** EXCERPT TO READ follows **
Mozly fuller (09/21/10 03:49:14)
Tag: A Strong Woman versus A Woman of Strength
During the days of Jesus' life on earth, he offered up prayers and petitions with loud cries and tears to the one who could save him from death, and he was heard because of his reverent submission. Although he was a son, he learned obedience from what he suffered and, once made perfect, he became the source of eternal salvation for all who obey him...
—Hebrews 5:7-9
Hope. The first unity candle, signalling our hope in Christ, was lit by a young couple and their two year-old daughter, her pigtails bobbing with each step. As I sat in my pew alone, I remembered when we were them, healthy and strong, ready to face the world, excited to be serving the Lord—and the tears started to flow. I have no hope today, God, I silently confessed.
Our Sunday School class struggles with questions I know Dave could answer, if God would but release him to the service he loves. Instead Dave is home, left with no answer to the unthinkable question: Will I need to be taken care of for the rest of my life? I know the question comes with the requisite "herx" reaction from the antibiotics killing off Lyme, causing pain and anxiety and a whole host of symptoms. But that doesn't erase the pain of the question, or the agony of not knowing.
There is a truth in there that Jesus understood. When Lazarus died, He too wept, felt deeply the pain that Mary and Martha felt. It didn't matter that He knew He could bring Lazarus back to life—understanding didn't erase the pain of the moment. He called out to God, and God heard—and answered—and Lazarus was brought back to life. And isn't that what we all long for, the God who answers with His power and love? Then we know our prayers have been heard.
But God doesn't answer simply yes—or no or wait awhile. When Jesus cried out to God the night before His death, "take this cup from me," He was again heard (Hebrews 5:7-9). And God answered powerfully and with love as He strengthened Jesus' resolve to say "not my will, but yours be done." We can see the progression in Jesus' prayers in Matthew 26: 36-46. And Luke 22:43 tells us specifically that He was strengthened—and then afterward "being in anguish, he prayed more earnestly, and his sweat was like drops of blood falling to the ground."
** End of EXCERPT TO READ **
- PROBLEM DETAILS: Output the passage of the devotional on prayer and suffering that starts with "Our Sunday School" and goes on through "of not knowing.", copying it word for word. The items that come next are separate material and have no connection to the devotional.
** SUPPLIED MATERIAL follows **
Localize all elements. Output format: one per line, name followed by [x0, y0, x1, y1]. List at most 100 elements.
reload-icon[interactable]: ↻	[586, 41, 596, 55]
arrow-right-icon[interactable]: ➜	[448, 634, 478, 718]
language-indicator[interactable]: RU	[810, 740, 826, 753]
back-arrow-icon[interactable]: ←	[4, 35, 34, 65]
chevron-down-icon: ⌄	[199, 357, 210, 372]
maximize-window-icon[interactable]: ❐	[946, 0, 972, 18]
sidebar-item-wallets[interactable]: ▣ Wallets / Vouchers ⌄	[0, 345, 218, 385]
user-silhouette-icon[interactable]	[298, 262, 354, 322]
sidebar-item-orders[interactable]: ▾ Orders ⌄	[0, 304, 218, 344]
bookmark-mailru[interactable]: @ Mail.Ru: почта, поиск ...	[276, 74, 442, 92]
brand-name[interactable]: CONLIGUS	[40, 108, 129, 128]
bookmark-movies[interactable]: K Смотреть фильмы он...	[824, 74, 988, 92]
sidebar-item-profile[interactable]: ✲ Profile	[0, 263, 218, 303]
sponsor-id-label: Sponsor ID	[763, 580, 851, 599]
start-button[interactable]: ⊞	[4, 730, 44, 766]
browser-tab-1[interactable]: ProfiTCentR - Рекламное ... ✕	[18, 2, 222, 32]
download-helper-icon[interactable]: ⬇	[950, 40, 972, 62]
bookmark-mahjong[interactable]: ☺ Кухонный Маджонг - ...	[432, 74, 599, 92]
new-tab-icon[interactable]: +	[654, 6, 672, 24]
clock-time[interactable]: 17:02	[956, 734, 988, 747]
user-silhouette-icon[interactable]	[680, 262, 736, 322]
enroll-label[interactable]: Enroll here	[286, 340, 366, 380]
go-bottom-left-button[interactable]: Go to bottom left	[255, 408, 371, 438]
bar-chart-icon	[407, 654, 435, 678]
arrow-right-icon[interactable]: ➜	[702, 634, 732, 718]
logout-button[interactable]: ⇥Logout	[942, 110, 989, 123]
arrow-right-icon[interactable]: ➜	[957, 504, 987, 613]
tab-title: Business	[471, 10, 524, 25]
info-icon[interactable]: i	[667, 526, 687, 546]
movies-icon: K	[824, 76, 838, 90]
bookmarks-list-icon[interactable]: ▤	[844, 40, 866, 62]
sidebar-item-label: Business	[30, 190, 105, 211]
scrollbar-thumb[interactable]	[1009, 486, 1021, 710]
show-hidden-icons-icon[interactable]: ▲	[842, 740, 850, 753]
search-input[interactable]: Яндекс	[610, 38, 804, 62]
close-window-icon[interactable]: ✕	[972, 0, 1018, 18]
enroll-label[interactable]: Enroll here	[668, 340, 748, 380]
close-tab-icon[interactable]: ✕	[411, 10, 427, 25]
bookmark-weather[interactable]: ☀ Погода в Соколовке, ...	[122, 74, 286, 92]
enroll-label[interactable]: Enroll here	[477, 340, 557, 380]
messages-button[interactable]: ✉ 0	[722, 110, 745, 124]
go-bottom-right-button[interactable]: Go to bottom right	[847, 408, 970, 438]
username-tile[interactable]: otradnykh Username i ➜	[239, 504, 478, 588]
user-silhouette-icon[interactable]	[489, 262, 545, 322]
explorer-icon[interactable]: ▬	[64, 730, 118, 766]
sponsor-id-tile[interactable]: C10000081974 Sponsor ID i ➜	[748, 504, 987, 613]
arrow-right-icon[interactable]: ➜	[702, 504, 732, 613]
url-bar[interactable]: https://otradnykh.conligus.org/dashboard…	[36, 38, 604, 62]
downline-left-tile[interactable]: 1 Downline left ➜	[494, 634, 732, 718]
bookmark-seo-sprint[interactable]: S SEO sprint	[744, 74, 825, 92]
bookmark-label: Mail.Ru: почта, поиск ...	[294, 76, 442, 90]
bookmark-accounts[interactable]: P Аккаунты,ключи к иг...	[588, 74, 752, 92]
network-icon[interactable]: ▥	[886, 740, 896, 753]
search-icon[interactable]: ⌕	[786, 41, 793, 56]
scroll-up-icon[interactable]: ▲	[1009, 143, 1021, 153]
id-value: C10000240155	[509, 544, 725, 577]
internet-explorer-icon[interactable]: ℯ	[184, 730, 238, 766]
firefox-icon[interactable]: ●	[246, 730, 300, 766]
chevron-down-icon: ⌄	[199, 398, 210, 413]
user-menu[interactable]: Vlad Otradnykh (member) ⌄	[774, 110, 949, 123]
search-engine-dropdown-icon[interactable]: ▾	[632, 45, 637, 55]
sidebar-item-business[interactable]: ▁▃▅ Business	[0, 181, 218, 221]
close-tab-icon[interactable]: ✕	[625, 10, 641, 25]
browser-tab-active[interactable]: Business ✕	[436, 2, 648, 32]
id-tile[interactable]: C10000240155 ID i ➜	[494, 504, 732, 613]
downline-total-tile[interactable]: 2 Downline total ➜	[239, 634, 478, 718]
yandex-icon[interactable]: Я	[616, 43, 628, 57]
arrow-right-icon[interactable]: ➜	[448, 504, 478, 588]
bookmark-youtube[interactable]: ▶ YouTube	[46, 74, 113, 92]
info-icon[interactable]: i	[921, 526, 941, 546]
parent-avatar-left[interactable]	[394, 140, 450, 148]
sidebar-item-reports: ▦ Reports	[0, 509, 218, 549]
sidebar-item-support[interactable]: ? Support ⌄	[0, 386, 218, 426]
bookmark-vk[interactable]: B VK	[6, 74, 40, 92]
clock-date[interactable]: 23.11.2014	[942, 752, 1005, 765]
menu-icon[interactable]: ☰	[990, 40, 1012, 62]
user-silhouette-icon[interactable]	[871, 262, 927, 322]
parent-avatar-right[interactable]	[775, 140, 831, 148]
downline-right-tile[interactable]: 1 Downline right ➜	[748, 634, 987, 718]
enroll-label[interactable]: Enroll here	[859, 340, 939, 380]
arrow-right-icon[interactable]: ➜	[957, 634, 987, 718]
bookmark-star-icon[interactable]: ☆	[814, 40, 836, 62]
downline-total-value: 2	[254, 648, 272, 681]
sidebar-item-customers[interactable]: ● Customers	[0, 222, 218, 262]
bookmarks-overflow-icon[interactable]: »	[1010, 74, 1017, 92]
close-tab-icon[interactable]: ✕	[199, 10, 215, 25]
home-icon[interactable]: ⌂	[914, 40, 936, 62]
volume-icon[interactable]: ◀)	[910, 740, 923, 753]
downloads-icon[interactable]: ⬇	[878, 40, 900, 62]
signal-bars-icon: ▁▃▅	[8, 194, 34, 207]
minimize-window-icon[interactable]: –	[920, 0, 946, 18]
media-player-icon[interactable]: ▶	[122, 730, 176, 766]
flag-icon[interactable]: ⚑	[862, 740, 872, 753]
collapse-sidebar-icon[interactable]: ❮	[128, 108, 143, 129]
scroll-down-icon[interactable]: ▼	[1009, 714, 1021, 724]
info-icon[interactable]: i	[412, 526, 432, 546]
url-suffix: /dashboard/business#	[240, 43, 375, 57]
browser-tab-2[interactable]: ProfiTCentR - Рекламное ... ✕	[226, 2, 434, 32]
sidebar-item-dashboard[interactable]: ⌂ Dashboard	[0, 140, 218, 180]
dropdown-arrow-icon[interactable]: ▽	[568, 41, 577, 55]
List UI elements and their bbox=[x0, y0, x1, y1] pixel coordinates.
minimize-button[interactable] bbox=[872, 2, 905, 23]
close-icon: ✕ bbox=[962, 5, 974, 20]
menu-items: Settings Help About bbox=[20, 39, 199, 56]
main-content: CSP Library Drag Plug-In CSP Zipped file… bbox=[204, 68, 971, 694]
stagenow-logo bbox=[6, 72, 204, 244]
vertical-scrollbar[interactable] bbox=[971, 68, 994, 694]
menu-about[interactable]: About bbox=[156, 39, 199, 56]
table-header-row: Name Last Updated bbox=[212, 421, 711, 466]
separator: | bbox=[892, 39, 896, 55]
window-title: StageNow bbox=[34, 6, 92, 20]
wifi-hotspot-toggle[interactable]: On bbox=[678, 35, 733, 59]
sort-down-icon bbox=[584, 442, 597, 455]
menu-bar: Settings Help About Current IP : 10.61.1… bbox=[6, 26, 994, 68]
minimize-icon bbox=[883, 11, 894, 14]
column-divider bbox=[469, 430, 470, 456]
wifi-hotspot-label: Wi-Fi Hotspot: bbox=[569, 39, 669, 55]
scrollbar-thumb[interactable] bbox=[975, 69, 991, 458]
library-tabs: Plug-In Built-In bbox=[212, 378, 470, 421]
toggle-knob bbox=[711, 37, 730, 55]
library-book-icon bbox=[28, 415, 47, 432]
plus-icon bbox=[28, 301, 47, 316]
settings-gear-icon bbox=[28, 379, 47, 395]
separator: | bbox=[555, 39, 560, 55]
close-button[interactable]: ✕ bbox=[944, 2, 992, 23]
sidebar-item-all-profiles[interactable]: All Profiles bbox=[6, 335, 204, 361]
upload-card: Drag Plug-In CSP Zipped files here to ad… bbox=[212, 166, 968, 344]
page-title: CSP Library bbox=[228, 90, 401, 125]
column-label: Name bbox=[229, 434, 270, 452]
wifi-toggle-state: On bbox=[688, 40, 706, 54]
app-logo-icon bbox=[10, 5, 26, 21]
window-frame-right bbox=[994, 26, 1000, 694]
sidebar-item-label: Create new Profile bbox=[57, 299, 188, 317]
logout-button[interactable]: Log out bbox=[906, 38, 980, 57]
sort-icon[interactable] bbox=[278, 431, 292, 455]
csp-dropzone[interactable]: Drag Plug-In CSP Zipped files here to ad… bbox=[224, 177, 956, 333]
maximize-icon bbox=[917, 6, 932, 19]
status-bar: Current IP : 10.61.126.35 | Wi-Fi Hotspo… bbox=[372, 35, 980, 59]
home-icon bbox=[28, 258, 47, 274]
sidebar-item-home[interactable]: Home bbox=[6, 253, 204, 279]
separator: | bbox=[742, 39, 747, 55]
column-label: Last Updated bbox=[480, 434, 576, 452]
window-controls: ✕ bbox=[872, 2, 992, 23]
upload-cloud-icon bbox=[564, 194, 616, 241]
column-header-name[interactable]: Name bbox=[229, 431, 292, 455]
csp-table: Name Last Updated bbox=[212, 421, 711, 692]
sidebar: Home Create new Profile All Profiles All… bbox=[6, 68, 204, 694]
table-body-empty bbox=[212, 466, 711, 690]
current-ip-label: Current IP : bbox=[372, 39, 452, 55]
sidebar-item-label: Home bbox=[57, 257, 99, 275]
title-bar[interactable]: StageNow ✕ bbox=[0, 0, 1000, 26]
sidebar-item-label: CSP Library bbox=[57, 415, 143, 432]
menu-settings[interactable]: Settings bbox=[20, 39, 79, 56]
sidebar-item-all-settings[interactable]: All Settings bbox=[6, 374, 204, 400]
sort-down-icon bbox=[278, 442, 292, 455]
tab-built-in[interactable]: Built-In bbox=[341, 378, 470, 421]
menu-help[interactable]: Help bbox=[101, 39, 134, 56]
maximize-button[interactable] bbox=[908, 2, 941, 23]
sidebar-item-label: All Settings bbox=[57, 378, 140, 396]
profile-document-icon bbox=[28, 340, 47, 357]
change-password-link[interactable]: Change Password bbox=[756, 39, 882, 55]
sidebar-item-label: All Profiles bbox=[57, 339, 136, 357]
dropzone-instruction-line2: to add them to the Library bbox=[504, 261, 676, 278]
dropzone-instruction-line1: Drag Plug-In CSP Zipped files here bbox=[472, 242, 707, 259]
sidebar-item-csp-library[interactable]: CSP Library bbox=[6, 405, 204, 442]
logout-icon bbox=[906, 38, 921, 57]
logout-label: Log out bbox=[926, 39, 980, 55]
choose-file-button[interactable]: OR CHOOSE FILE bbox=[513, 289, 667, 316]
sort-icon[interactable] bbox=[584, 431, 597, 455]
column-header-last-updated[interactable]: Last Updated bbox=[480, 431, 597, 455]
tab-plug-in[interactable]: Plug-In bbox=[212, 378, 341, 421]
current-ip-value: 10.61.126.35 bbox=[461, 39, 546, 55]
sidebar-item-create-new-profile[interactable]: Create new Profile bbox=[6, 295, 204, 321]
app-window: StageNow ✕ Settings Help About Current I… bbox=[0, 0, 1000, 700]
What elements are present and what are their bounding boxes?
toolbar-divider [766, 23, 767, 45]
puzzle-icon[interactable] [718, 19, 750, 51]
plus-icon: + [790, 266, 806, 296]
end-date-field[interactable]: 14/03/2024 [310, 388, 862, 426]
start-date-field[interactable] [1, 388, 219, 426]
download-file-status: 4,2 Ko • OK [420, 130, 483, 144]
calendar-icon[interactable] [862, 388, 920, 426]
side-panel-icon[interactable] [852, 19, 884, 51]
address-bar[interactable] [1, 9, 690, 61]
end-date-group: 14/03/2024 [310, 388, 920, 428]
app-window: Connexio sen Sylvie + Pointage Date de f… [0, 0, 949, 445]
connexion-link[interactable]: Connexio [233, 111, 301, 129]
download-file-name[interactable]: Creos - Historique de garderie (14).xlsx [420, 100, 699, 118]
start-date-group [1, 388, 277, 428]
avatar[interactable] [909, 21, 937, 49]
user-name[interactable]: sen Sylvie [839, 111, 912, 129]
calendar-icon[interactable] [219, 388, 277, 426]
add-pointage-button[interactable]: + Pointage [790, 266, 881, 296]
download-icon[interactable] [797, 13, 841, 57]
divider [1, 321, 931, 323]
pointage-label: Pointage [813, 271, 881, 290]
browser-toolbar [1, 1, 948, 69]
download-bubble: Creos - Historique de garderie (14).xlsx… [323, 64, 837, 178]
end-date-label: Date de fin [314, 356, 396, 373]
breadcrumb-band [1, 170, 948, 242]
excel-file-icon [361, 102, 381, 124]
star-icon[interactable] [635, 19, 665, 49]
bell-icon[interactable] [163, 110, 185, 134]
** End of SUPPLIED MATERIAL **
- RESPONSE BOX:
Our Sunday School class struggles with questions I know Dave could answer, if God would but release him to the service he loves. Instead Dave is home, left with no answer to the unthinkable question: Will I need to be taken care of for the rest of my life? I know the question comes with the requisite "herx" reaction from the antibiotics killing off Lyme, causing pain and anxiety and a whole host of symptoms. But that doesn't erase the pain of the question, or the agony of not knowing.